**Tasks for this exercise:**
A) In the Scottish news text, by how much did international passenger numbers at Edinburgh Airport rise in June?
B) Reproduce the Scottish news text word for word, from "Tourism experts, guides" up to and including "and manufacturing sectors.".
C) Carry the Scottish news text forward from the point where it stops.

Record number of tourists in summer holiday boom say VisitScotland.
Although official figures are not yet available for this summer’s season, VisitScotland have confirmed that its been a bumper year for many of Scotland’s top attractions, including Edinburgh and Stirling Castles, the National Museum of Scotland and the Scotch Whisky Experience.
Tour operators have said that bookings were up by as much as 30 per cent. Footfall through airports is also at an all-time high this summer. International passengers at Edinburgh Airport increased 15 per cent to 822,371 in June. Meanwhile Highlands and Islands Airports Ltd (HIAL) reported increased passenger numbers at its 11 airports across Scotland, with a total of 477,612 people arriving and departing between April and June 2017, up 13 per cent from the same period in 2016.
Simon Chiu, lecturer in hospitality and tourism at Edinburgh’s Napier University, said: “From Edinburgh to the Isle of Skye there is a definite jump in inbound tourists. Statistically Scotland is doing better than the UK, perhaps because it seems more open-minded and welcoming for the EU tourist.”
Tourism experts, guides and visitor attraction managers claim the boom to be a combination of the fall in Sterling and the ‘Outlander effect’.
Scottish business output rising at fastest pace in three years
Businesses in Scotland’s private sector have put the growth of output in July down to stronger expansion in both services and manufacturing sectors.
The Bank of Scotland’s regional purchasing managers’ index (PMI) for July registered a strong growth in new orders in the manufacturing sector and job creation at a 31 month high, signalling an expansion in the Scottish private sector workforce for the second month running.
Fraser Sime, regional director of Bank of Scotland commercial banking said: “July’s survey results signalled the Scottish private sector moving up a gear, as the PMI posted its strongest result in 33 months.
“This good news was fuelled by the service sector returning to meaningful growth, alongside a faster increase in manufacturing output.

**Stored data:**
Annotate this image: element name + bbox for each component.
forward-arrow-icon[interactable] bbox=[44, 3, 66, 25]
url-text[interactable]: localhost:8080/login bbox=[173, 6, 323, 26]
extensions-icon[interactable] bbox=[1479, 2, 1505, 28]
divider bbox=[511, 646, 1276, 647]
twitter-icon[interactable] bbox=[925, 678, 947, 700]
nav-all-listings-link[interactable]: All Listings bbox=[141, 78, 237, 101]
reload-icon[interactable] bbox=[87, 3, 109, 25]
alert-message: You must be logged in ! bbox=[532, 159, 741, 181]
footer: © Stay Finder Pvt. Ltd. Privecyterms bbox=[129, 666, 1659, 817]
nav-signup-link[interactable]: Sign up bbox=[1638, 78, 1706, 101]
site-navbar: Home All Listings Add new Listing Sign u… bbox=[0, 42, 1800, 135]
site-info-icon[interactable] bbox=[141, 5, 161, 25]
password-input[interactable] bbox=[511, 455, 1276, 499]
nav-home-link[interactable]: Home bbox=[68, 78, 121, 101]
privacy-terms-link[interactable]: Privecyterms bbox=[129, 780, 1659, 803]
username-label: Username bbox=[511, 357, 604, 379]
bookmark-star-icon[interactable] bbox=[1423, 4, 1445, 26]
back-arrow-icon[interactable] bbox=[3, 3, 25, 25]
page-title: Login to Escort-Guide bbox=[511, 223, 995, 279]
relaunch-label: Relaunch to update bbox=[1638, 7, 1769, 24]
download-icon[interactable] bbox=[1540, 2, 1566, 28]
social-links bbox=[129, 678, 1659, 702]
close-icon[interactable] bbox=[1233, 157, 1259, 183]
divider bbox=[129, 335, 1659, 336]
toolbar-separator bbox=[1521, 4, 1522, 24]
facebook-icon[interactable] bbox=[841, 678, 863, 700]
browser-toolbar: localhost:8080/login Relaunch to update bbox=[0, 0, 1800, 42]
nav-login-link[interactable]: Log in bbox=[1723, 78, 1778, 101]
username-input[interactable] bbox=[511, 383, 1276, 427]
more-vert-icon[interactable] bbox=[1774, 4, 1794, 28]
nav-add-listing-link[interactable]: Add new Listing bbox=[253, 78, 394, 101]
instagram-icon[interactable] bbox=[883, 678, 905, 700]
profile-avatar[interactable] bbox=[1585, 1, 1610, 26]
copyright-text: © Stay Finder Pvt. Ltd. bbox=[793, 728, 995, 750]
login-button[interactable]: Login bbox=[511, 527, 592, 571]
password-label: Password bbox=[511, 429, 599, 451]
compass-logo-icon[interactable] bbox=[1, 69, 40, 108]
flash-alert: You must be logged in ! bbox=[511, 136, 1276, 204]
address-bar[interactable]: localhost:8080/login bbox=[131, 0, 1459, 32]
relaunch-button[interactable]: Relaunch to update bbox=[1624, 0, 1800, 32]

**Answers for the tasks:**
A) They rose 15% to 822,371.

B)
Tourism experts, guides and visitor attraction managers claim the boom to be a combination of the fall in Sterling and the ‘Outlander effect’.
Scottish business output rising at fastest pace in three years
Businesses in Scotland’s private sector have put the growth of output in July down to stronger expansion in both services and manufacturing sectors.

C)
“Job creation remained positive for the second month running, with July marking the fastest expansion in employment in over two-and-a-half years. Employment growth was consistent across the manufacturing and service sectors.”
EU funding granted for Scottish seafood sector
Sea fisheries, aquaculture and processing businesses in Scotland will receive a share of £8.4 million in finding to boost growth and protect jobs in coastal communities in the latest round of the EU’s European and Maritime Fisheries Fund.
The fund will help to deliver 86 projects that will enable businesses to upgrade or modernise equipment across the country.
Announcing details of the funding, Rural Economy Secretary Fergus Ewing said that Scotland’s rural economy played a crucial role in supporting communities.
“This support will help processing businesses to expand and enhance their work and make the day to day routines of fishermen easier and safer, by improving the quality of its products and enabling them to develop more environmentally friendly methods.
“I will continue to put pressure on the U.K. government to engage Scotland on its thinking regarding future funding arrangements in order that we can shape a set of arrangements which respond to Scotland’s needs and reflect the devolved nature of marine policy,” he said.